Task to complete: Copy out every line of the data exactly.

Stored records
----

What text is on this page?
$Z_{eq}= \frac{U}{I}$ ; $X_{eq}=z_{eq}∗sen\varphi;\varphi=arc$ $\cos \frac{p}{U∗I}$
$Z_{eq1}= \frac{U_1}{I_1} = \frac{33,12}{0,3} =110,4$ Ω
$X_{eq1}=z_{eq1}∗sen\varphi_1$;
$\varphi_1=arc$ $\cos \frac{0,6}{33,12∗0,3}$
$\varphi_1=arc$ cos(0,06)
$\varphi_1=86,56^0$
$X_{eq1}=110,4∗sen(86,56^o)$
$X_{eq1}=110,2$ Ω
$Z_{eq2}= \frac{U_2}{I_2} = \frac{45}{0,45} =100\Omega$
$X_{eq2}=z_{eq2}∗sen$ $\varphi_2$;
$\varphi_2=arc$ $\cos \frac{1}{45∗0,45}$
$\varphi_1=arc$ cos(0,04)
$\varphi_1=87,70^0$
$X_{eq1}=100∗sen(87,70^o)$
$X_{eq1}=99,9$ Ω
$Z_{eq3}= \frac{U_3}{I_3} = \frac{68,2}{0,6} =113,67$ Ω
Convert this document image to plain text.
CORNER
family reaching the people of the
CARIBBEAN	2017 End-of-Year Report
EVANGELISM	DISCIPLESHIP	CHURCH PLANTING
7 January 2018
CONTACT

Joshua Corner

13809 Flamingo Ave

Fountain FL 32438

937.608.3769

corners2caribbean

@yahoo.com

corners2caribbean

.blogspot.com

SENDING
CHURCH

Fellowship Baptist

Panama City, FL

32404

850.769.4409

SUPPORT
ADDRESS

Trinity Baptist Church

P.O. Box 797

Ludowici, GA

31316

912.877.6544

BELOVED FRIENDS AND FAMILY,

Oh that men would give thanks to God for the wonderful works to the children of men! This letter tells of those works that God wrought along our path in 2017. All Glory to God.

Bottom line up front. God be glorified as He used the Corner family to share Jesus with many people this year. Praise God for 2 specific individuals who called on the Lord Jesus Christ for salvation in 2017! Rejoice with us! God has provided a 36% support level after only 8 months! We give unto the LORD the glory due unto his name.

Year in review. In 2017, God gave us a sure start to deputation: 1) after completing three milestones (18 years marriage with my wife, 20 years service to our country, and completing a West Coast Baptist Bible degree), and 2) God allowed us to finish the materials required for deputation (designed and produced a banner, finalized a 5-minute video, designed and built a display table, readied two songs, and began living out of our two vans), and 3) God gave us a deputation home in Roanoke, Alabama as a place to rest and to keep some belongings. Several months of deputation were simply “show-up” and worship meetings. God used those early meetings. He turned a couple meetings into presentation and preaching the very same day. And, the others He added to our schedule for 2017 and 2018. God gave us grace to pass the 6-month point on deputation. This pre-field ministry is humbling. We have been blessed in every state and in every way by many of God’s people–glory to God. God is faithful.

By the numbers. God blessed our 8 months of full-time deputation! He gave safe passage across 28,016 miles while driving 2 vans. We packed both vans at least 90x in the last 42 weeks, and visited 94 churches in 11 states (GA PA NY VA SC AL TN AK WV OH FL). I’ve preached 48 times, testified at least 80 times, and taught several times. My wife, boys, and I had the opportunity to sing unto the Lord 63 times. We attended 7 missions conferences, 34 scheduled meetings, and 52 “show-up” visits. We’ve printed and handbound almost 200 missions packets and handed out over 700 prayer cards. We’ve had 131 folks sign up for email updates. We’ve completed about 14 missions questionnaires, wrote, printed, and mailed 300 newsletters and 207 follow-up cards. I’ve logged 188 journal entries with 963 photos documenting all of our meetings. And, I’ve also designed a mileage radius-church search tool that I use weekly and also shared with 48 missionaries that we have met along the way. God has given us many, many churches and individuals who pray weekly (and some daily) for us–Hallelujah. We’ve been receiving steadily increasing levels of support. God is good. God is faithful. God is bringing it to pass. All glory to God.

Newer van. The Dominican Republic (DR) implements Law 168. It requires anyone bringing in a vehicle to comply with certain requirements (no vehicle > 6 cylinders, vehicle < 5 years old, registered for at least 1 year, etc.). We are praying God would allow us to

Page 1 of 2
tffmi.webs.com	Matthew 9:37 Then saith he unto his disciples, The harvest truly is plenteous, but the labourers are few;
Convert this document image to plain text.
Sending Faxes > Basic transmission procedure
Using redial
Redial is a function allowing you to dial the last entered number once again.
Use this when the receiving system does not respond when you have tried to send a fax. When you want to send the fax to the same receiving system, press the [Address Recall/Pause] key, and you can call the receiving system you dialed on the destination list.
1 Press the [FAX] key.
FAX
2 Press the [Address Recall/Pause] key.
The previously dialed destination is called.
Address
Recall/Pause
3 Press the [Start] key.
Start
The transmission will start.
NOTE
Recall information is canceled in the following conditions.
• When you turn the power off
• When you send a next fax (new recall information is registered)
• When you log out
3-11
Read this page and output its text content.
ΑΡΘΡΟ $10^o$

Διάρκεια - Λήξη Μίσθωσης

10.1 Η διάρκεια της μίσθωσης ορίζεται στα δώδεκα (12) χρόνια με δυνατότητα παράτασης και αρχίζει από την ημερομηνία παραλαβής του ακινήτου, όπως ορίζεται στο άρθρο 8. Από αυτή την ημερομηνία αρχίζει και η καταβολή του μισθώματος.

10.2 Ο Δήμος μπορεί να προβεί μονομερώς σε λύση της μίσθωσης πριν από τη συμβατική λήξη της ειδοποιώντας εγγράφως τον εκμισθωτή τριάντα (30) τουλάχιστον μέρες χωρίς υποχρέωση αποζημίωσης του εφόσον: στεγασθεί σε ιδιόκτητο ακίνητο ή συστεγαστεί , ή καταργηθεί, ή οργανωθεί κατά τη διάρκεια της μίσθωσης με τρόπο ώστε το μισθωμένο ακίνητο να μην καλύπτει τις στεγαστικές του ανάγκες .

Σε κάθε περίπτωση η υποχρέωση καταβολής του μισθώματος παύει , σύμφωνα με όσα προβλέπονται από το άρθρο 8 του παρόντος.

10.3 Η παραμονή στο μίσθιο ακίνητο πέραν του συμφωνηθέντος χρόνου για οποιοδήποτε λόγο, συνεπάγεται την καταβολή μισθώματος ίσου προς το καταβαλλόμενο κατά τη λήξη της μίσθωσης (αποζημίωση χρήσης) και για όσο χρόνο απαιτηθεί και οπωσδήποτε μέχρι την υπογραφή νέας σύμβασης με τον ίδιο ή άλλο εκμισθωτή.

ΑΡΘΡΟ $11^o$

----

Response below:
What text is on this page?
$Z_{eq}= \frac{U}{I}$ ; $X_{eq}=z_{eq}∗sen\varphi;\varphi=arc$ $\cos \frac{p}{U∗I}$
$Z_{eq1}= \frac{U_1}{I_1} = \frac{33,12}{0,3} =110,4$ Ω
$X_{eq1}=z_{eq1}∗sen\varphi_1$;
$\varphi_1=arc$ $\cos \frac{0,6}{33,12∗0,3}$
$\varphi_1=arc$ cos(0,06)
$\varphi_1=86,56^0$
$X_{eq1}=110,4∗sen(86,56^o)$
$X_{eq1}=110,2$ Ω
$Z_{eq2}= \frac{U_2}{I_2} = \frac{45}{0,45} =100\Omega$
$X_{eq2}=z_{eq2}∗sen$ $\varphi_2$;
$\varphi_2=arc$ $\cos \frac{1}{45∗0,45}$
$\varphi_1=arc$ cos(0,04)
$\varphi_1=87,70^0$
$X_{eq1}=100∗sen(87,70^o)$
$X_{eq1}=99,9$ Ω
$Z_{eq3}= \frac{U_3}{I_3} = \frac{68,2}{0,6} =113,67$ Ω
Convert this document image to plain text.
CORNER
family reaching the people of the
CARIBBEAN	2017 End-of-Year Report
EVANGELISM	DISCIPLESHIP	CHURCH PLANTING
7 January 2018
CONTACT

Joshua Corner

13809 Flamingo Ave

Fountain FL 32438

937.608.3769

corners2caribbean

@yahoo.com

corners2caribbean

.blogspot.com

SENDING
CHURCH

Fellowship Baptist

Panama City, FL

32404

850.769.4409

SUPPORT
ADDRESS

Trinity Baptist Church

P.O. Box 797

Ludowici, GA

31316

912.877.6544

BELOVED FRIENDS AND FAMILY,

Oh that men would give thanks to God for the wonderful works to the children of men! This letter tells of those works that God wrought along our path in 2017. All Glory to God.

Bottom line up front. God be glorified as He used the Corner family to share Jesus with many people this year. Praise God for 2 specific individuals who called on the Lord Jesus Christ for salvation in 2017! Rejoice with us! God has provided a 36% support level after only 8 months! We give unto the LORD the glory due unto his name.

Year in review. In 2017, God gave us a sure start to deputation: 1) after completing three milestones (18 years marriage with my wife, 20 years service to our country, and completing a West Coast Baptist Bible degree), and 2) God allowed us to finish the materials required for deputation (designed and produced a banner, finalized a 5-minute video, designed and built a display table, readied two songs, and began living out of our two vans), and 3) God gave us a deputation home in Roanoke, Alabama as a place to rest and to keep some belongings. Several months of deputation were simply “show-up” and worship meetings. God used those early meetings. He turned a couple meetings into presentation and preaching the very same day. And, the others He added to our schedule for 2017 and 2018. God gave us grace to pass the 6-month point on deputation. This pre-field ministry is humbling. We have been blessed in every state and in every way by many of God’s people–glory to God. God is faithful.

By the numbers. God blessed our 8 months of full-time deputation! He gave safe passage across 28,016 miles while driving 2 vans. We packed both vans at least 90x in the last 42 weeks, and visited 94 churches in 11 states (GA PA NY VA SC AL TN AK WV OH FL). I’ve preached 48 times, testified at least 80 times, and taught several times. My wife, boys, and I had the opportunity to sing unto the Lord 63 times. We attended 7 missions conferences, 34 scheduled meetings, and 52 “show-up” visits. We’ve printed and handbound almost 200 missions packets and handed out over 700 prayer cards. We’ve had 131 folks sign up for email updates. We’ve completed about 14 missions questionnaires, wrote, printed, and mailed 300 newsletters and 207 follow-up cards. I’ve logged 188 journal entries with 963 photos documenting all of our meetings. And, I’ve also designed a mileage radius-church search tool that I use weekly and also shared with 48 missionaries that we have met along the way. God has given us many, many churches and individuals who pray weekly (and some daily) for us–Hallelujah. We’ve been receiving steadily increasing levels of support. God is good. God is faithful. God is bringing it to pass. All glory to God.

Newer van. The Dominican Republic (DR) implements Law 168. It requires anyone bringing in a vehicle to comply with certain requirements (no vehicle > 6 cylinders, vehicle < 5 years old, registered for at least 1 year, etc.). We are praying God would allow us to

Page 1 of 2
tffmi.webs.com	Matthew 9:37 Then saith he unto his disciples, The harvest truly is plenteous, but the labourers are few;
Convert this document image to plain text.
Sending Faxes > Basic transmission procedure
Using redial
Redial is a function allowing you to dial the last entered number once again.
Use this when the receiving system does not respond when you have tried to send a fax. When you want to send the fax to the same receiving system, press the [Address Recall/Pause] key, and you can call the receiving system you dialed on the destination list.
1 Press the [FAX] key.
FAX
2 Press the [Address Recall/Pause] key.
The previously dialed destination is called.
Address
Recall/Pause
3 Press the [Start] key.
Start
The transmission will start.
NOTE
Recall information is canceled in the following conditions.
• When you turn the power off
• When you send a next fax (new recall information is registered)
• When you log out
3-11
Read this page and output its text content.
ΑΡΘΡΟ $10^o$

Διάρκεια - Λήξη Μίσθωσης

10.1 Η διάρκεια της μίσθωσης ορίζεται στα δώδεκα (12) χρόνια με δυνατότητα παράτασης και αρχίζει από την ημερομηνία παραλαβής του ακινήτου, όπως ορίζεται στο άρθρο 8. Από αυτή την ημερομηνία αρχίζει και η καταβολή του μισθώματος.

10.2 Ο Δήμος μπορεί να προβεί μονομερώς σε λύση της μίσθωσης πριν από τη συμβατική λήξη της ειδοποιώντας εγγράφως τον εκμισθωτή τριάντα (30) τουλάχιστον μέρες χωρίς υποχρέωση αποζημίωσης του εφόσον: στεγασθεί σε ιδιόκτητο ακίνητο ή συστεγαστεί , ή καταργηθεί, ή οργανωθεί κατά τη διάρκεια της μίσθωσης με τρόπο ώστε το μισθωμένο ακίνητο να μην καλύπτει τις στεγαστικές του ανάγκες .

Σε κάθε περίπτωση η υποχρέωση καταβολής του μισθώματος παύει , σύμφωνα με όσα προβλέπονται από το άρθρο 8 του παρόντος.

10.3 Η παραμονή στο μίσθιο ακίνητο πέραν του συμφωνηθέντος χρόνου για οποιοδήποτε λόγο, συνεπάγεται την καταβολή μισθώματος ίσου προς το καταβαλλόμενο κατά τη λήξη της μίσθωσης (αποζημίωση χρήσης) και για όσο χρόνο απαιτηθεί και οπωσδήποτε μέχρι την υπογραφή νέας σύμβασης με τον ίδιο ή άλλο εκμισθωτή.

ΑΡΘΡΟ $11^o$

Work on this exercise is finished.